§ What to work on
Write out each line in which the string "title" is present.
— start Stored records —
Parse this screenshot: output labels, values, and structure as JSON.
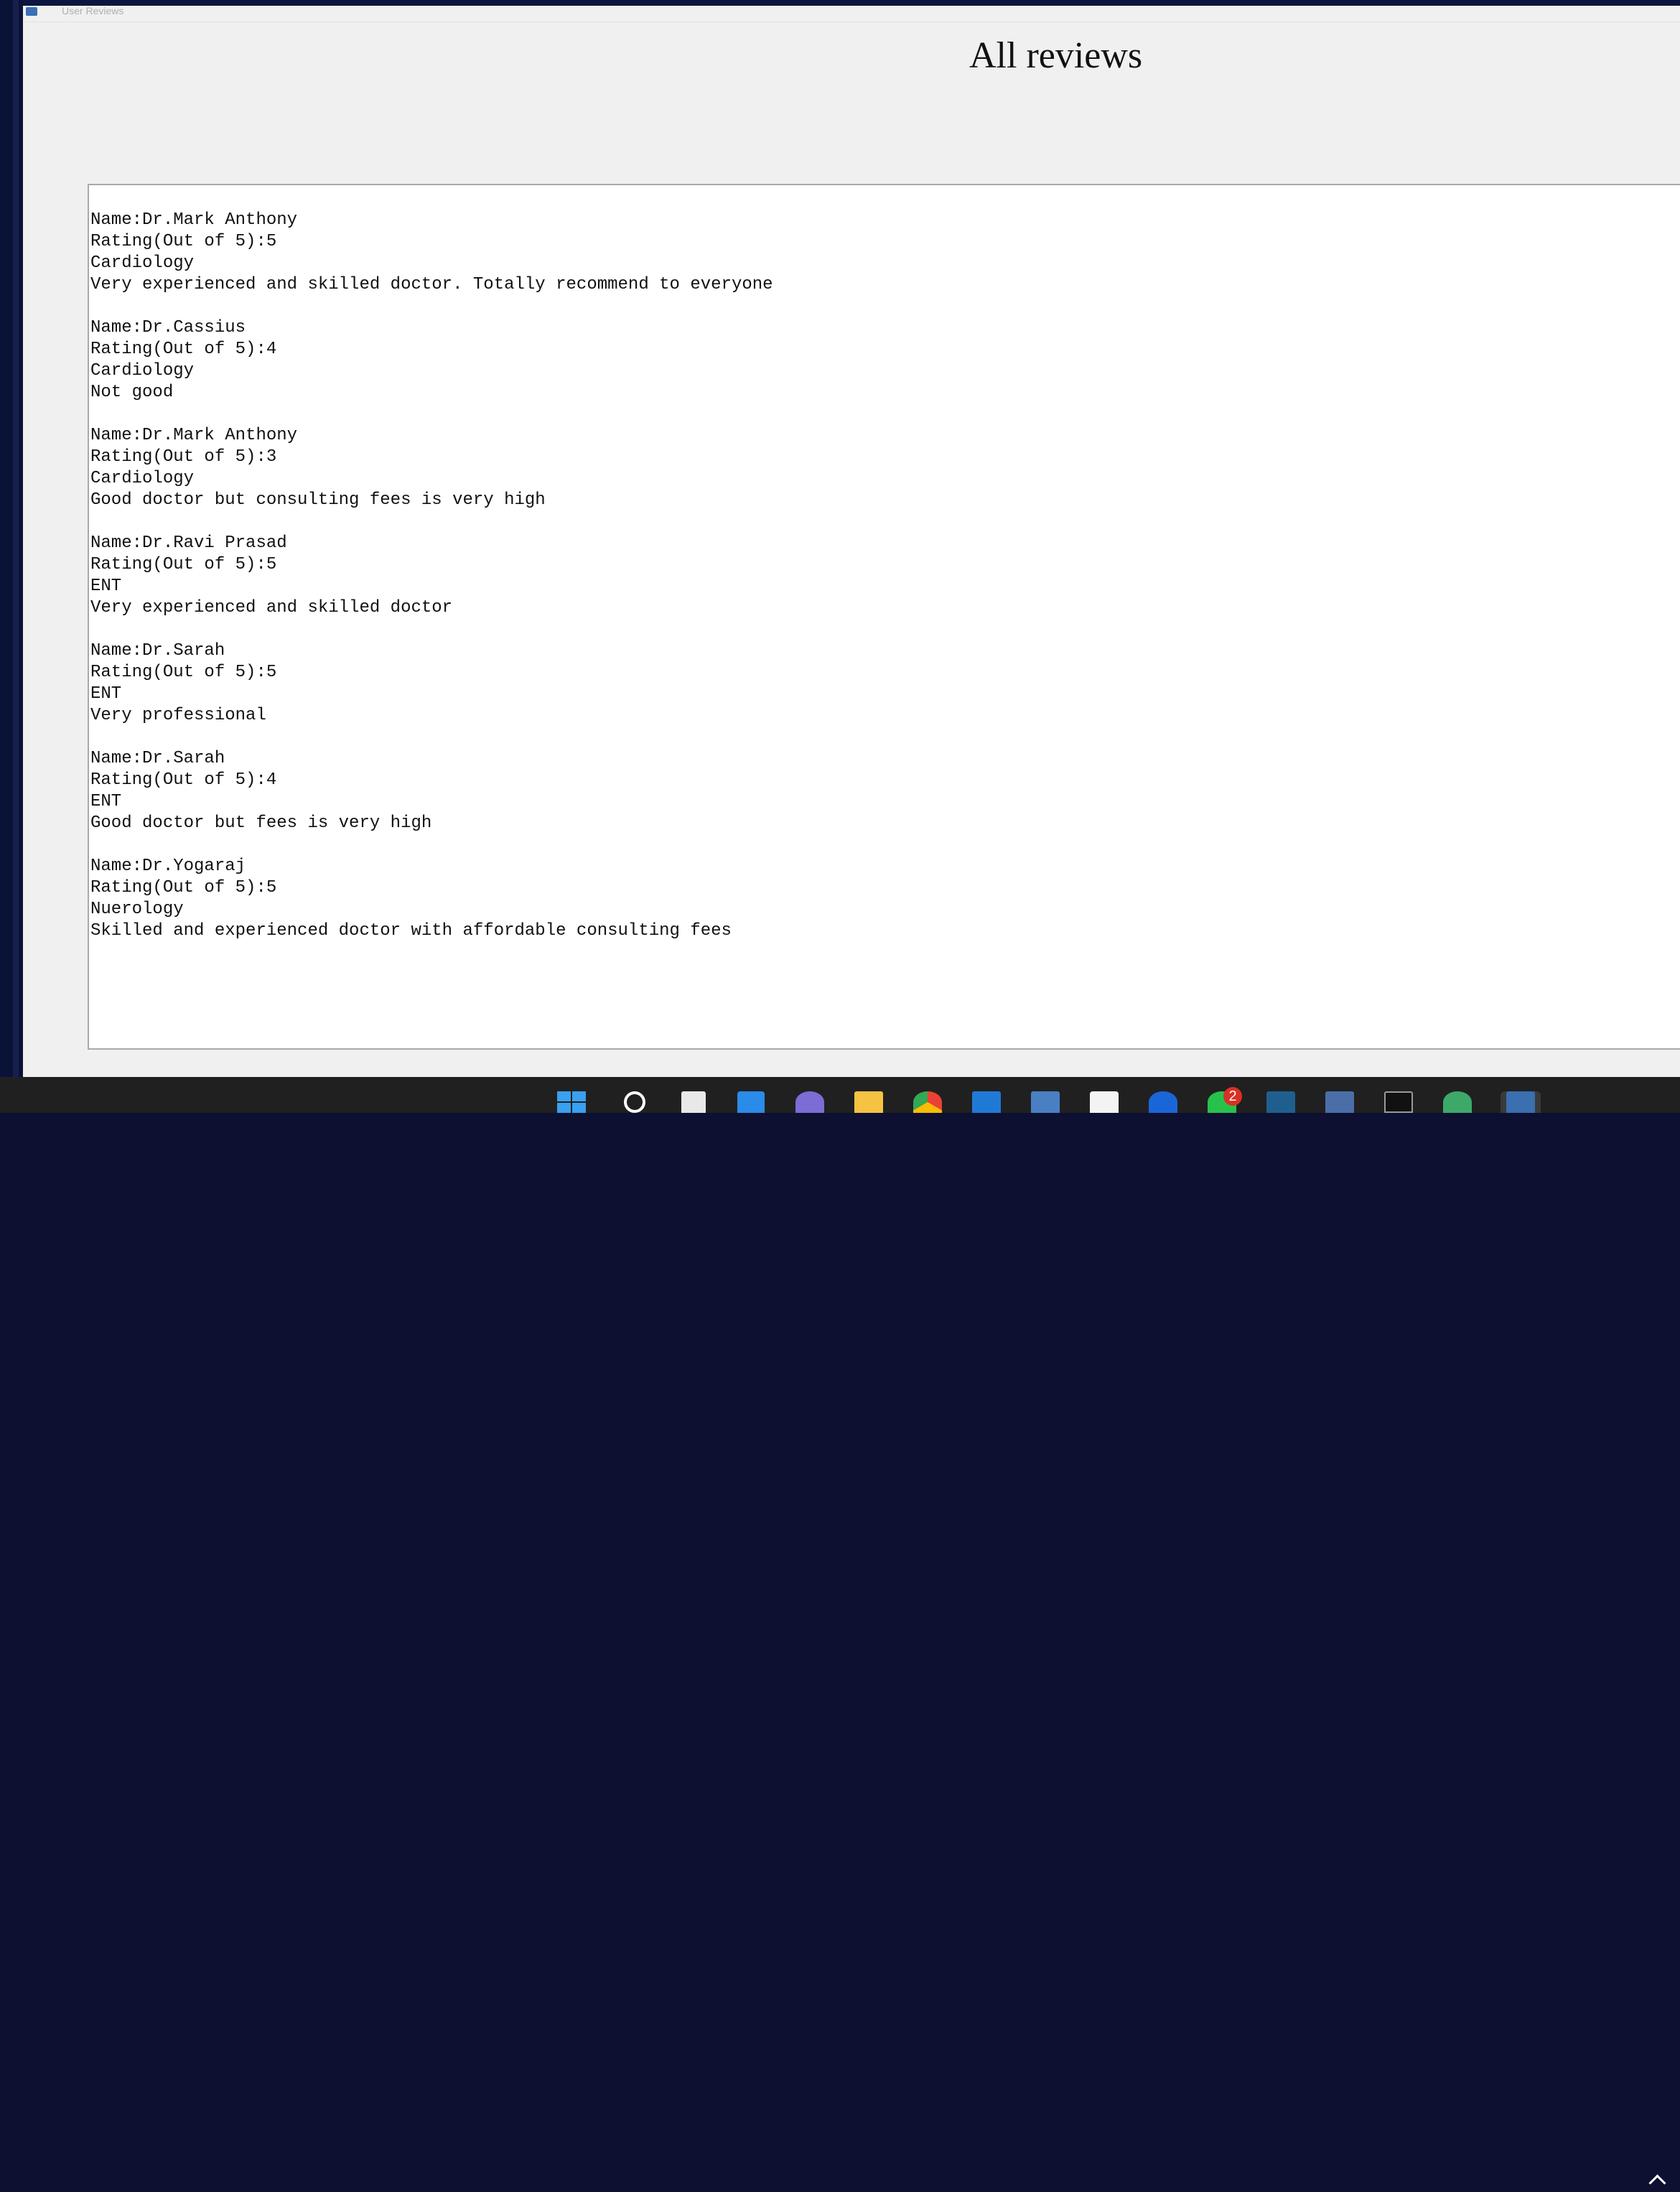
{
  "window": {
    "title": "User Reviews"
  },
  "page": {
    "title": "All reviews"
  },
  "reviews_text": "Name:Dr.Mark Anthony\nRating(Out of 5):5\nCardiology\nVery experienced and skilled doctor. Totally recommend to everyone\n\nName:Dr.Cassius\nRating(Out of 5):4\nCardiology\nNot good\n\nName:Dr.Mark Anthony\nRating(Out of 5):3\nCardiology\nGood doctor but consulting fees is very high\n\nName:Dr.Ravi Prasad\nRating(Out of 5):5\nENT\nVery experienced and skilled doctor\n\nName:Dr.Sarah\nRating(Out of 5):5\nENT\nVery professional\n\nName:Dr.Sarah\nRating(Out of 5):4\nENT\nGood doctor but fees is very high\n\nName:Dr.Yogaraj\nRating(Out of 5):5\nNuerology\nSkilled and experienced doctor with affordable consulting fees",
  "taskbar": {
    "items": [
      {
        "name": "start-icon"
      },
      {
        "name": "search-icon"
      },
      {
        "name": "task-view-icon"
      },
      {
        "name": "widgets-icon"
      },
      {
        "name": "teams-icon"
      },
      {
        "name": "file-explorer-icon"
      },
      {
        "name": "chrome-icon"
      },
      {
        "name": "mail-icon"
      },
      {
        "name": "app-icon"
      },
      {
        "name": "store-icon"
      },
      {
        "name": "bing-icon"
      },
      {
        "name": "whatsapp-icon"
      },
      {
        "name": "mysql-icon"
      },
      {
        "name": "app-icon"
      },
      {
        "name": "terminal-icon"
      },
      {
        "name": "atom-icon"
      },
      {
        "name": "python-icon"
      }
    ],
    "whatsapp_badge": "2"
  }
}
— end Stored records —
§ Exercise response
    "title": "User Reviews"
    "title": "All reviews"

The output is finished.